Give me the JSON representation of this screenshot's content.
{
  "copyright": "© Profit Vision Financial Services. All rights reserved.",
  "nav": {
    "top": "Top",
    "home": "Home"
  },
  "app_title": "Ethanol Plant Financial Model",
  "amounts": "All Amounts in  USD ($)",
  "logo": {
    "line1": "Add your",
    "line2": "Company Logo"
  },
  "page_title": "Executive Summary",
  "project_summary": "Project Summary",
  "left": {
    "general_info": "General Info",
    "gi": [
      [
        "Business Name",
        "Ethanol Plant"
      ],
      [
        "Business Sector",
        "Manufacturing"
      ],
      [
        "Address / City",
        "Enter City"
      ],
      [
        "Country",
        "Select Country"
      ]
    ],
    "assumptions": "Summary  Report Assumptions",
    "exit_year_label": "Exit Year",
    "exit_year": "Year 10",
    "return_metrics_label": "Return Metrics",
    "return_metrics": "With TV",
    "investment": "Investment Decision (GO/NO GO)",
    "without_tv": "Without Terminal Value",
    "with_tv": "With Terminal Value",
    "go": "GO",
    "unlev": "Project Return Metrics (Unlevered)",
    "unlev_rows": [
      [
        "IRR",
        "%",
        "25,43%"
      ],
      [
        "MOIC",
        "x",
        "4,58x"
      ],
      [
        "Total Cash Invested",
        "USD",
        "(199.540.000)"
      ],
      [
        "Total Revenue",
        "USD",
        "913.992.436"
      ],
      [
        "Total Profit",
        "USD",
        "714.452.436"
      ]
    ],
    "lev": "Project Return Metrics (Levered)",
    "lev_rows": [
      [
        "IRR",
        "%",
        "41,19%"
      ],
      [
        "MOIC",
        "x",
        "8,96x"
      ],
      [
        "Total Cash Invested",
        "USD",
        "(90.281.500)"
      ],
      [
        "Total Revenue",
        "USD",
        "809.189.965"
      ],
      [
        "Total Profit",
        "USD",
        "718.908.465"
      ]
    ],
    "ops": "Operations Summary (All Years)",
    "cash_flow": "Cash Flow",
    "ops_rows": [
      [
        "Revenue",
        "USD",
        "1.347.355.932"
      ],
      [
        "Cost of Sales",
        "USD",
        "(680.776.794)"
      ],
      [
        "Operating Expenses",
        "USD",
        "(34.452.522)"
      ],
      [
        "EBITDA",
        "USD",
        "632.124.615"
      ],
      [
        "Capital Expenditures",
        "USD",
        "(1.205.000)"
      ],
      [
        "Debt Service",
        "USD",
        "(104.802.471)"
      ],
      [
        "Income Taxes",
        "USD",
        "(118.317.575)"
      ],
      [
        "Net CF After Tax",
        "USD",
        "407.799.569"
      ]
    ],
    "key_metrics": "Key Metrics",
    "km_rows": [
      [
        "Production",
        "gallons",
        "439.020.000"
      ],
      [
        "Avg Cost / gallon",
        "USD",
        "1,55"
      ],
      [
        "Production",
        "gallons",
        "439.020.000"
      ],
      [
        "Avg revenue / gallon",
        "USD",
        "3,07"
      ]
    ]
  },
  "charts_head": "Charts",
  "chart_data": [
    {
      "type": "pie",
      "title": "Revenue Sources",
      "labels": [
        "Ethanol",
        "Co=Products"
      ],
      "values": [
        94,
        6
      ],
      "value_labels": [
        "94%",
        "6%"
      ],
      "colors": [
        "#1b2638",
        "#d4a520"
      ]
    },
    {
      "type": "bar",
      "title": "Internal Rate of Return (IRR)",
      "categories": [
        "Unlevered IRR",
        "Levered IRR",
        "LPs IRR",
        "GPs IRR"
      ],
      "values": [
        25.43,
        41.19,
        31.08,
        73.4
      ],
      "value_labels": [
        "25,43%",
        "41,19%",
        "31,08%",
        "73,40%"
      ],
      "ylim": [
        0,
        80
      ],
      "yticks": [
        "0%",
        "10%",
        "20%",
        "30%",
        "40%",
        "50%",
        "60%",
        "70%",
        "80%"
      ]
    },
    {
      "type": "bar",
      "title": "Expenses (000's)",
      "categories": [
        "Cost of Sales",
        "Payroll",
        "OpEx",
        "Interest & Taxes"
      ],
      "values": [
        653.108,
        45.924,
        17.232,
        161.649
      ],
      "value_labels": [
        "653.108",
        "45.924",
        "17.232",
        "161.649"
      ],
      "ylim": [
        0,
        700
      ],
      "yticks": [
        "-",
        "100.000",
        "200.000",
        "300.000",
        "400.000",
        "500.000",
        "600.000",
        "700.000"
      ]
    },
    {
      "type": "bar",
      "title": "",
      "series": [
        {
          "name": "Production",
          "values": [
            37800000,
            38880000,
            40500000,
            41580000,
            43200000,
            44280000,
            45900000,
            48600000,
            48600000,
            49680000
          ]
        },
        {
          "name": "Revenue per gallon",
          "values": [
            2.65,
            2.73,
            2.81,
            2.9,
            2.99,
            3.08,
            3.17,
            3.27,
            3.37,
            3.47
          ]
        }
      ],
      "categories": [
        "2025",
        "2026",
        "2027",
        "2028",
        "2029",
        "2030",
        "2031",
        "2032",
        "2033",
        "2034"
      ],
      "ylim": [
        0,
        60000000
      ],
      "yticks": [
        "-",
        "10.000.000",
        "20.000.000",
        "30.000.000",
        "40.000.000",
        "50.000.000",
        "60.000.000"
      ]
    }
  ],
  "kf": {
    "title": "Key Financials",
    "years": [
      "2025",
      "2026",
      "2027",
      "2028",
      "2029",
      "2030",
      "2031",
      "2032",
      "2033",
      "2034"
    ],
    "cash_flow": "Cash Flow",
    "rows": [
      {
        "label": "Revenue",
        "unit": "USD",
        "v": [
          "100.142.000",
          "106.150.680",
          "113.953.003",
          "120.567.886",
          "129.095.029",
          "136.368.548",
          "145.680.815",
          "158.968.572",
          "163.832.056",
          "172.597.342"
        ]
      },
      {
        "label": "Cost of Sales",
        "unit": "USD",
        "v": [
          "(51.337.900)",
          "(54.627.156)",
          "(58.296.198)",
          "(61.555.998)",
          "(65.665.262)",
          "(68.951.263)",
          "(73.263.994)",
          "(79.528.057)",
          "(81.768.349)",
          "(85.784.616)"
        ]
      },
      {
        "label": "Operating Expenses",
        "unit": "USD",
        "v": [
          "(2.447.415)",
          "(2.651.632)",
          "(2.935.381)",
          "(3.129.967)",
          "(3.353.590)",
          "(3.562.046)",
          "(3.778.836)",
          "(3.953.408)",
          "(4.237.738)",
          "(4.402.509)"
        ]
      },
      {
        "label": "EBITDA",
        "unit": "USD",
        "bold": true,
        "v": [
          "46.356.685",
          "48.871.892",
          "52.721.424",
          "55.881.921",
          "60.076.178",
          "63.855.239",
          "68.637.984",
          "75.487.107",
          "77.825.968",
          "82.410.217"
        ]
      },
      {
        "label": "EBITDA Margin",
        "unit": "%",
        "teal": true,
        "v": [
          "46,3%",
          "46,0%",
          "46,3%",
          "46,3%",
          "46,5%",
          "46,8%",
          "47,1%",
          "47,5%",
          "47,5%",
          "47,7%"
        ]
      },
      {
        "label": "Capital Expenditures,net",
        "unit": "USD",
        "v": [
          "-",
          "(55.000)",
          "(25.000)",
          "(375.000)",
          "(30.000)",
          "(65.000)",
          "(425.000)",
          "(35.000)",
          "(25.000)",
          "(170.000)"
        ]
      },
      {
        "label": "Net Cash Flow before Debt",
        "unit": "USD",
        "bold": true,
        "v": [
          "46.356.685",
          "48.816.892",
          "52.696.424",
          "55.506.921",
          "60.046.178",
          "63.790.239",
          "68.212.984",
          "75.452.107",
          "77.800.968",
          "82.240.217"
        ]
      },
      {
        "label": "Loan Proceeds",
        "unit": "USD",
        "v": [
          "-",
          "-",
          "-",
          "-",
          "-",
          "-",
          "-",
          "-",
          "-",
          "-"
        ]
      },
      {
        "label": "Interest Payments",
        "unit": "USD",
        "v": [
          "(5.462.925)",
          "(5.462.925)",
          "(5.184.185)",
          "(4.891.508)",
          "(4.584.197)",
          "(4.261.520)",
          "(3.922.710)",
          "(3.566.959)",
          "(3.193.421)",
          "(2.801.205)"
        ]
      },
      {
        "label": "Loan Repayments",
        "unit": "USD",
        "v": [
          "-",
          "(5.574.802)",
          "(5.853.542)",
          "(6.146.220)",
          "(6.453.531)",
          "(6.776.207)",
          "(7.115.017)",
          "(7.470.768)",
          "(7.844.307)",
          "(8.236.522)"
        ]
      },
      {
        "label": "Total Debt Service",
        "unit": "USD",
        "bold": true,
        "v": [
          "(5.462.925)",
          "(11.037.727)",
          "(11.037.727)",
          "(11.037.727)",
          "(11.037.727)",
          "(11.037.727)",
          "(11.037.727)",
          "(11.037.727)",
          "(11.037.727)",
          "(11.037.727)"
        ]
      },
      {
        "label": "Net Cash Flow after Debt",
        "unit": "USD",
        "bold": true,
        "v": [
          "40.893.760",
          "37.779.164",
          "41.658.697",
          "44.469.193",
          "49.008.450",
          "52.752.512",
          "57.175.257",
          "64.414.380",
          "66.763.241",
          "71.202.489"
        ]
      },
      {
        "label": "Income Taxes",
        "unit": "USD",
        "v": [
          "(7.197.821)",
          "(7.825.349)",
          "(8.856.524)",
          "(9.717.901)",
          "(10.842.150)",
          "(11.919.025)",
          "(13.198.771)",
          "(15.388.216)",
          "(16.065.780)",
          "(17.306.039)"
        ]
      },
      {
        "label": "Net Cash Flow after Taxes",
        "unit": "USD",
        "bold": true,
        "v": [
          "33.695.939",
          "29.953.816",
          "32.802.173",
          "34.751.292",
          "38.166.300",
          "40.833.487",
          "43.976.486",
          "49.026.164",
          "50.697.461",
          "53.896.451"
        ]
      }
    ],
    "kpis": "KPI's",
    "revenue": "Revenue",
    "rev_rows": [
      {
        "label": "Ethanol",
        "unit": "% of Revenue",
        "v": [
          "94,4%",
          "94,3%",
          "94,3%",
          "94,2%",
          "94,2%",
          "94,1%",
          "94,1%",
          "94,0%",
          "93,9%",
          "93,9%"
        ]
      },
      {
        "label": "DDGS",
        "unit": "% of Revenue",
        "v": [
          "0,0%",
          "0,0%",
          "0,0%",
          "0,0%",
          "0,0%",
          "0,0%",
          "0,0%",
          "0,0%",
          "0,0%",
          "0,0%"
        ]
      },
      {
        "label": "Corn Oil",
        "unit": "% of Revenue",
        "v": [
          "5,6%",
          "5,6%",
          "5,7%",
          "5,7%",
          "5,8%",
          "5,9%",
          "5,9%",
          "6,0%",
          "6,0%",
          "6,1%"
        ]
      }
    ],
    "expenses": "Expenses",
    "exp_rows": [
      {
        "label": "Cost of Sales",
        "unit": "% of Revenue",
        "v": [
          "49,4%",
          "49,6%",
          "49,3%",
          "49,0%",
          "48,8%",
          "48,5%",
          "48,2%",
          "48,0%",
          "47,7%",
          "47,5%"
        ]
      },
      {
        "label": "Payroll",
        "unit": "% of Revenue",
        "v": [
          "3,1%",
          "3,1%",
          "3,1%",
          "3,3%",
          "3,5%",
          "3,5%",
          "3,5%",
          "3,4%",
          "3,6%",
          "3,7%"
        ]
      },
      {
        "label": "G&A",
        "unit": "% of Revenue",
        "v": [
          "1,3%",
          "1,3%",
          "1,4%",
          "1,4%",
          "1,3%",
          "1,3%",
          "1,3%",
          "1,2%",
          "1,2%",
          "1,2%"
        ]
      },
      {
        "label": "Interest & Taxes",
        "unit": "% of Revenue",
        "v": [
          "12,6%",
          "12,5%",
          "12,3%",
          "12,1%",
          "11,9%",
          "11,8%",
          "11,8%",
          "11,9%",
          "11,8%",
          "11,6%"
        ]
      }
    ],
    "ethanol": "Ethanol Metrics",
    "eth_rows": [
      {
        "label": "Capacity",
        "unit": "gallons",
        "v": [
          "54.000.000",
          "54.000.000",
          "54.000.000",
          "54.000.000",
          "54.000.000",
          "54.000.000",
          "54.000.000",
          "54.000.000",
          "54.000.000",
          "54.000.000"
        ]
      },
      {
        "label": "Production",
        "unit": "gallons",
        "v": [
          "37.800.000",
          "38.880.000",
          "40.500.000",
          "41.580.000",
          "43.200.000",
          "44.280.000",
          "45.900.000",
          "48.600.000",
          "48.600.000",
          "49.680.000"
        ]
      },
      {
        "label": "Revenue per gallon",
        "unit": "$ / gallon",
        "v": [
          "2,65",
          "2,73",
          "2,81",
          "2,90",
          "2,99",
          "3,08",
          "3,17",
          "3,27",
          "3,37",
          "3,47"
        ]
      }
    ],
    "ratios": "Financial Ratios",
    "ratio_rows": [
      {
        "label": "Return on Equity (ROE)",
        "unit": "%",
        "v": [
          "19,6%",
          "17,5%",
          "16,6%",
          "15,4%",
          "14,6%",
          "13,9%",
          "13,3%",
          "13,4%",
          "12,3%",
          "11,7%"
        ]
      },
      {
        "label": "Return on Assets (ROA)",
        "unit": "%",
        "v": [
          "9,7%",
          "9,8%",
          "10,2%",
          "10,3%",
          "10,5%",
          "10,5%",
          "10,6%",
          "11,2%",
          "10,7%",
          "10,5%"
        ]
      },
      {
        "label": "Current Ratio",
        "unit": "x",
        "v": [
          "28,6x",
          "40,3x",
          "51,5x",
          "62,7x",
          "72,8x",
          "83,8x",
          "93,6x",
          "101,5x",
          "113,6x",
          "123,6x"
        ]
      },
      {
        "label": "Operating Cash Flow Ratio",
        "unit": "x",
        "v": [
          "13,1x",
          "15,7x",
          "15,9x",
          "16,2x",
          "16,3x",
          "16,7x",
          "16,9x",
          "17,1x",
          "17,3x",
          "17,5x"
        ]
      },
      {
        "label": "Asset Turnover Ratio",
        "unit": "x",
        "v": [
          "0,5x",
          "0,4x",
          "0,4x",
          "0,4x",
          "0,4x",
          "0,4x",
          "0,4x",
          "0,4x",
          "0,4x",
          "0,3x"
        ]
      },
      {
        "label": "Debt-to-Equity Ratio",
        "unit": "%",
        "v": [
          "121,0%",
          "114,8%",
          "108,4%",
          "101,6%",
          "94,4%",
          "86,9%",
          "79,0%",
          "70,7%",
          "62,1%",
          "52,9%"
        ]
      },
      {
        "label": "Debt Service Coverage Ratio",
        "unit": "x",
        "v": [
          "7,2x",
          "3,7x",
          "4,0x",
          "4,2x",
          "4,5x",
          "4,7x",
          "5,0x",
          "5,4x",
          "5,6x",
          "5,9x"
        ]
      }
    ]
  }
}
________________________
### Objective
Pick out and copy the lines of the material that include the word "Flow".

### Solution to the exercise
    "cash_flow": "Cash Flow",
    "cash_flow": "Cash Flow",
        "label": "Net Cash Flow before Debt",
        "label": "Net Cash Flow after Debt",
        "label": "Net Cash Flow after Taxes",
        "label": "Operating Cash Flow Ratio",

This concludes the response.